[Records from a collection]
════════
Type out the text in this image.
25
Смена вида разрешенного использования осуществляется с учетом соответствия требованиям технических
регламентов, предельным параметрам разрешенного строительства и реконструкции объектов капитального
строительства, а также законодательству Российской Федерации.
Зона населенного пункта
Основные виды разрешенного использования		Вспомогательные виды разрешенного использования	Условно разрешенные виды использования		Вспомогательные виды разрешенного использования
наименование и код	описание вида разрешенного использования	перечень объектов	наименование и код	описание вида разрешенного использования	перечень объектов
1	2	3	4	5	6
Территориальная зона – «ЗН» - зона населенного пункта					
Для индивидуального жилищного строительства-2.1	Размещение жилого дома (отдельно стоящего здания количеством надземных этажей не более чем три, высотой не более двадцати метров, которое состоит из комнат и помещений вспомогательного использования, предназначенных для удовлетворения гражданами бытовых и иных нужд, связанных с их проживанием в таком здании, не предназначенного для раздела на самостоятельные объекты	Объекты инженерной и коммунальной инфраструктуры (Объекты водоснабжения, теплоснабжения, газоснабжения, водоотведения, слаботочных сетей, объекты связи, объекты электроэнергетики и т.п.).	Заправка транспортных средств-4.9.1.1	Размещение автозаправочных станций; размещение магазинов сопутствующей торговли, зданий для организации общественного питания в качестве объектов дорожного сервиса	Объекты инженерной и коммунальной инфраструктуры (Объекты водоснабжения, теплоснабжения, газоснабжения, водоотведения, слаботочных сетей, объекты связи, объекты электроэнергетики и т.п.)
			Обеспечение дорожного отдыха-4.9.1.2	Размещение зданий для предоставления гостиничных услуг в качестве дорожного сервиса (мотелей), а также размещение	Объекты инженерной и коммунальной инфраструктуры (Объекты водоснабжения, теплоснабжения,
════════
— Required task —
Check each line of the records above for the string "разрешенного", and report every line that has it.

— Task output —
Смена вида разрешенного использования осуществляется с учетом соответствия требованиям технических
регламентов, предельным параметрам разрешенного строительства и реконструкции объектов капитального
Основные виды разрешенного использования		Вспомогательные виды разрешенного использования	Условно разрешенные виды использования		Вспомогательные виды разрешенного использования
наименование и код	описание вида разрешенного использования	перечень объектов	наименование и код	описание вида разрешенного использования	перечень объектов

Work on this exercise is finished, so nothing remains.